## EXERCISE AIM
Below are some records. Say how many of their lines include the string "residual", giving only the number.

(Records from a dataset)

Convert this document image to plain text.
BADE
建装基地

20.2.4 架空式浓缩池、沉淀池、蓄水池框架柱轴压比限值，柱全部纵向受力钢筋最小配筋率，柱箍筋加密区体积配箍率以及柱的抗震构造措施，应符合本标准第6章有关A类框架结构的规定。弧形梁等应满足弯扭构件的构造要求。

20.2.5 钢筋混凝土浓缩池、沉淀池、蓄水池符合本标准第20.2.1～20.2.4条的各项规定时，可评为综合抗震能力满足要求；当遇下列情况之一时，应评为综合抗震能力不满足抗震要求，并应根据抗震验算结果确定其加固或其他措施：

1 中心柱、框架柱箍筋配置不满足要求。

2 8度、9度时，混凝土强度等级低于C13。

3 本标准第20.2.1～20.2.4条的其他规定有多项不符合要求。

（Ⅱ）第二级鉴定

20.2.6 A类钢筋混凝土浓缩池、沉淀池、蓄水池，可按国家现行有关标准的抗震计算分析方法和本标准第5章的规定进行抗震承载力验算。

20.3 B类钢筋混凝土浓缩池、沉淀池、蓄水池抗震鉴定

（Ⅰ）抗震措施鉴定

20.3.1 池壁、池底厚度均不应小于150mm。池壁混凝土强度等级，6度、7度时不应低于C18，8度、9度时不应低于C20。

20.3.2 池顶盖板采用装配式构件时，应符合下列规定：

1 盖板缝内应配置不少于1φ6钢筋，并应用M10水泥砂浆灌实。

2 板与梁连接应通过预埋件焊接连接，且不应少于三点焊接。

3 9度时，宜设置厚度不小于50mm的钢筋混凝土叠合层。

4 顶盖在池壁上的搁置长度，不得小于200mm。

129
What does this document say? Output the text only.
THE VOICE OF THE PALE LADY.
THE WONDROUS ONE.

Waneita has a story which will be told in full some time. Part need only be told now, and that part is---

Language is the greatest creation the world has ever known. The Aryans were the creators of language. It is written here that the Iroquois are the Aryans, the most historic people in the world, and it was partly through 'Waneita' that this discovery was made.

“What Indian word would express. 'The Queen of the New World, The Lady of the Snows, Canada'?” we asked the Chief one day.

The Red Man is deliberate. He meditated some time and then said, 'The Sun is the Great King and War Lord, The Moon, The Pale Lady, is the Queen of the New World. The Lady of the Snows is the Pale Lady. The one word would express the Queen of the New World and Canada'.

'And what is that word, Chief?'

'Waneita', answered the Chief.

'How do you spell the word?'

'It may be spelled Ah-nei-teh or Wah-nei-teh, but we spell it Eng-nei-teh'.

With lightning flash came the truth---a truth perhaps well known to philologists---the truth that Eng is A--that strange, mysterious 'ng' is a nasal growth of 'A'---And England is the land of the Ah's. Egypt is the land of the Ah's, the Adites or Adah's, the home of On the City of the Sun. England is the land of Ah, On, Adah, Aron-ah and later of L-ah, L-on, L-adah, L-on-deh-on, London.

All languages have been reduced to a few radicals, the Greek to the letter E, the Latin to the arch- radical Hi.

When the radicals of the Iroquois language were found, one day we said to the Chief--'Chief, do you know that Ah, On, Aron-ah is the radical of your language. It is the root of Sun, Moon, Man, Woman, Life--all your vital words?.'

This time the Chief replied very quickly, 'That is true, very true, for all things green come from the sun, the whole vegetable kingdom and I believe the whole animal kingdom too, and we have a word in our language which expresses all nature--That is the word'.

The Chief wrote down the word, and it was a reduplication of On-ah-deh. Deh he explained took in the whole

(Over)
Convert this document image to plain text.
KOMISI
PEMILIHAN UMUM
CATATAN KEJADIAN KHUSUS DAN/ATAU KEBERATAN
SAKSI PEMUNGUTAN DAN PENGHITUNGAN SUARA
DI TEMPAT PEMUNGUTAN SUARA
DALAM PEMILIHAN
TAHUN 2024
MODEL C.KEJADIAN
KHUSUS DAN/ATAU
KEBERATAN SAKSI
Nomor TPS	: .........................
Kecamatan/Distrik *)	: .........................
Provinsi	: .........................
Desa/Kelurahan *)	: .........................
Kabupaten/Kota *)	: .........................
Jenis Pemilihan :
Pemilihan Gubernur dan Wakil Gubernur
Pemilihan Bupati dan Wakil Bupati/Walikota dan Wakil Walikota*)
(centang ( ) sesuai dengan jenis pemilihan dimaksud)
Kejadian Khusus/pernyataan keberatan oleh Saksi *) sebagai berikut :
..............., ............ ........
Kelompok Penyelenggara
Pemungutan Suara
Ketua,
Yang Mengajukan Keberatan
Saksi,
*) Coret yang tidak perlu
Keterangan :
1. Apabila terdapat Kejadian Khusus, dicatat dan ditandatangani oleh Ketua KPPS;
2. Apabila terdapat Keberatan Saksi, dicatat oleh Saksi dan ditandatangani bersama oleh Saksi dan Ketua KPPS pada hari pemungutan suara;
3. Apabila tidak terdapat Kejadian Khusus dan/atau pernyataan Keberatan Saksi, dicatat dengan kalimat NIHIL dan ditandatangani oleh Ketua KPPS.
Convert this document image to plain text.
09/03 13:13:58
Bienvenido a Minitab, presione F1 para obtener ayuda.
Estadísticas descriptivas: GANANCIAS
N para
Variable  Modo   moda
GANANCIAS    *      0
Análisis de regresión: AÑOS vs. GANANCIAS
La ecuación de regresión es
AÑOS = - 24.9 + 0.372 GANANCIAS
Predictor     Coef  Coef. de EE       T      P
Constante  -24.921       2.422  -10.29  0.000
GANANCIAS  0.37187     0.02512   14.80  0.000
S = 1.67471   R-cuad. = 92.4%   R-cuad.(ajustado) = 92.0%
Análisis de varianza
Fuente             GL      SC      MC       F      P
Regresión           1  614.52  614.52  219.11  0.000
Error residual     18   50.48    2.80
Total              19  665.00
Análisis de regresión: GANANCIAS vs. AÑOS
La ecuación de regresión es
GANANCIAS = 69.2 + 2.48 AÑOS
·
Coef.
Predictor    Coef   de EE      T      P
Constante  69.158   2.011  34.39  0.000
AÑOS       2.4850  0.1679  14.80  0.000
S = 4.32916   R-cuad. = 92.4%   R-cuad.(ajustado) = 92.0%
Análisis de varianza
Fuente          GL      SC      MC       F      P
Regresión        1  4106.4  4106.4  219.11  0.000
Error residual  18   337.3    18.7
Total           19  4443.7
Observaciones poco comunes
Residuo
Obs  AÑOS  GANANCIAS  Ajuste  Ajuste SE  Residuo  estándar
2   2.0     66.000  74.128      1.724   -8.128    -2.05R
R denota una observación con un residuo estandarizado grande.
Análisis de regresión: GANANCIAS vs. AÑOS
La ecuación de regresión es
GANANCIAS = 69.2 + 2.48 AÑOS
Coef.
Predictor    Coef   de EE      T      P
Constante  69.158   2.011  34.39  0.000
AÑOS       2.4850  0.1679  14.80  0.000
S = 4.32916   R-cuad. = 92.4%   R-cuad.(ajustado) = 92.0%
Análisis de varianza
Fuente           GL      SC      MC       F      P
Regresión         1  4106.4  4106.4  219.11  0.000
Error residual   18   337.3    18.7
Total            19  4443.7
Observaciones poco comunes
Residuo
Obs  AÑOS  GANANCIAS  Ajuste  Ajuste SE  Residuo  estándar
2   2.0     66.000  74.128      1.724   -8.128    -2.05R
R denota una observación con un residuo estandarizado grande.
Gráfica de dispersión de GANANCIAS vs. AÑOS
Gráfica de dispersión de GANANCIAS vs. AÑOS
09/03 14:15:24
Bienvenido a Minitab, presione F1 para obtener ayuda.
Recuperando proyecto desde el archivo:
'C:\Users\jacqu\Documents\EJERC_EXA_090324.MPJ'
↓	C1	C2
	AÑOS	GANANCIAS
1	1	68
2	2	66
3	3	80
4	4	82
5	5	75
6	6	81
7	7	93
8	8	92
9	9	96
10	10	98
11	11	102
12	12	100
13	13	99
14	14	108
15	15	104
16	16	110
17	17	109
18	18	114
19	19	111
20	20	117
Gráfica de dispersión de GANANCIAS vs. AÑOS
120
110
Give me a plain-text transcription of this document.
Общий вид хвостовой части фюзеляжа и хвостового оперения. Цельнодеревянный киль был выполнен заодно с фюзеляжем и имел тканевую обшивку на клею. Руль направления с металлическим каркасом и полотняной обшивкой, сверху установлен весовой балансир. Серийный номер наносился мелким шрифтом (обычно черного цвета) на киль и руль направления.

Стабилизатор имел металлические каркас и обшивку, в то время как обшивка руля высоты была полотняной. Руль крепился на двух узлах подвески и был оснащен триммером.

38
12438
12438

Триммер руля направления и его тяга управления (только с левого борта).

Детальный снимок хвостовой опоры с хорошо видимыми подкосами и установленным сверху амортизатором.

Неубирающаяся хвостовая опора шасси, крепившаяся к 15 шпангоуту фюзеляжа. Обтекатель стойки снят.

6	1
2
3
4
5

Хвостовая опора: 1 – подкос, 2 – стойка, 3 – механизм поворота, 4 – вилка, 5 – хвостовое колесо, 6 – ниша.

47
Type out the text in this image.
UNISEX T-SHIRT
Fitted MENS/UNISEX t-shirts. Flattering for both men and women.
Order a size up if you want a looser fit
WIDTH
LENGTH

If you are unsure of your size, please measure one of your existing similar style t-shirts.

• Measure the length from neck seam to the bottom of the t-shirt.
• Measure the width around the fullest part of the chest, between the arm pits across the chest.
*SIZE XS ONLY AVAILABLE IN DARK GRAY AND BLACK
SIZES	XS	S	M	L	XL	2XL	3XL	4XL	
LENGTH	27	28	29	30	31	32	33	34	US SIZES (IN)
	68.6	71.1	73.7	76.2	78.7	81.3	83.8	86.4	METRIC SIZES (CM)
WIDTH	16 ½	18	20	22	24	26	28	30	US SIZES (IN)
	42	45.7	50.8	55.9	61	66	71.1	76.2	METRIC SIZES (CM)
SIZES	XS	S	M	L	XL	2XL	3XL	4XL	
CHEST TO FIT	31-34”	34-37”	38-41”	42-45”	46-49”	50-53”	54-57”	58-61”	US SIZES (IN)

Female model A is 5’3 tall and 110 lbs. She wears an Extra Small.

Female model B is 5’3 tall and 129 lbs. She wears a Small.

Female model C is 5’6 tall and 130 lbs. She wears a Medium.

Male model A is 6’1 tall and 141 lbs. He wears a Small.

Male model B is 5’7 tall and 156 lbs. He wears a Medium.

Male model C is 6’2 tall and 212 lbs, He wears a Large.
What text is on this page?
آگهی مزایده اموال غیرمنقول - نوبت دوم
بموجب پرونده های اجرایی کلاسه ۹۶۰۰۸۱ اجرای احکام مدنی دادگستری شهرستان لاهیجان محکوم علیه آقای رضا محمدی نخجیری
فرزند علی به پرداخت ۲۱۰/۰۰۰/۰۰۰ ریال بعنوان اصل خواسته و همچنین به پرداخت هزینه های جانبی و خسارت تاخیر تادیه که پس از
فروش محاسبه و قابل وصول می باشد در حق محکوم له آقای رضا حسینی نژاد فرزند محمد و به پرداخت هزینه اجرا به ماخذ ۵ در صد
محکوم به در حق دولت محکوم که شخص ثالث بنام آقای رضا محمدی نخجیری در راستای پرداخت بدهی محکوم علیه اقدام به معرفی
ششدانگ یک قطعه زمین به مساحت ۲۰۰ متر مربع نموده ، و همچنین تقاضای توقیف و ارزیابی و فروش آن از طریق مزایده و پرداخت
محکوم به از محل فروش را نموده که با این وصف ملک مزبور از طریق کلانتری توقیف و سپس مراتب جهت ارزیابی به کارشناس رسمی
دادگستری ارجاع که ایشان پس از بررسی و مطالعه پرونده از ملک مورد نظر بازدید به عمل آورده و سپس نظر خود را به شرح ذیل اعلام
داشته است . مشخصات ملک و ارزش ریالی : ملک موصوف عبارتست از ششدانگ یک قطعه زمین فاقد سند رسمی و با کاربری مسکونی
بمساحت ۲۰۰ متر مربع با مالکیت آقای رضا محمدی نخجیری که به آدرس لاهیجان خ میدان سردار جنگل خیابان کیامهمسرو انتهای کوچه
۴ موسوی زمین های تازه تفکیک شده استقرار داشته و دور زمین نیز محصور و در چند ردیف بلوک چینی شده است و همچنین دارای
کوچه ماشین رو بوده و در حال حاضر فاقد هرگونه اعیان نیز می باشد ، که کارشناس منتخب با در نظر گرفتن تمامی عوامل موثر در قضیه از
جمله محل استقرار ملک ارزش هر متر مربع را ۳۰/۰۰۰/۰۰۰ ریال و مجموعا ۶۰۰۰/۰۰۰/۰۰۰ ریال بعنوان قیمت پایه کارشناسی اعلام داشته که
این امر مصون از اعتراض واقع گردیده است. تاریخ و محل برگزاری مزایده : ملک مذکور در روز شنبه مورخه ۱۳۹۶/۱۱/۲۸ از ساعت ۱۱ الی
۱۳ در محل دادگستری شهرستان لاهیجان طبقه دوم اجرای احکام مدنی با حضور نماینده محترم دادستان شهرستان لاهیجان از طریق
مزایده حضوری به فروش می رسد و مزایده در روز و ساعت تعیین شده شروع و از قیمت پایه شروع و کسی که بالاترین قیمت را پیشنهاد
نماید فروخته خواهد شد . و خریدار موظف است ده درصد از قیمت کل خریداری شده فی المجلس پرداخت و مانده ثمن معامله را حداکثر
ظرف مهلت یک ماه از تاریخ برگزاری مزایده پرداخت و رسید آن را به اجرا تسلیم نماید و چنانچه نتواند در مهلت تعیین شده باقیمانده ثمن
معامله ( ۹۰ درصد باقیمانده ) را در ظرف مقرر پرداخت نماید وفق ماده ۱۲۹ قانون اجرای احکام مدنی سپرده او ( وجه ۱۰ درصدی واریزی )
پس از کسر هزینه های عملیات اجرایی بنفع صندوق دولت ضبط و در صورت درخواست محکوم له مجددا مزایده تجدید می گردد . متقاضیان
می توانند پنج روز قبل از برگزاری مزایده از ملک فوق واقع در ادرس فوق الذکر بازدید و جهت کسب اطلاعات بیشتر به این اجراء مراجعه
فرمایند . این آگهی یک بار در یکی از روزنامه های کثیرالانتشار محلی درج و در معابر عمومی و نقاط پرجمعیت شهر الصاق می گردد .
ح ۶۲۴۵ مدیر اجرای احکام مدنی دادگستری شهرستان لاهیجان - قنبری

## EXERCISE RESULT
3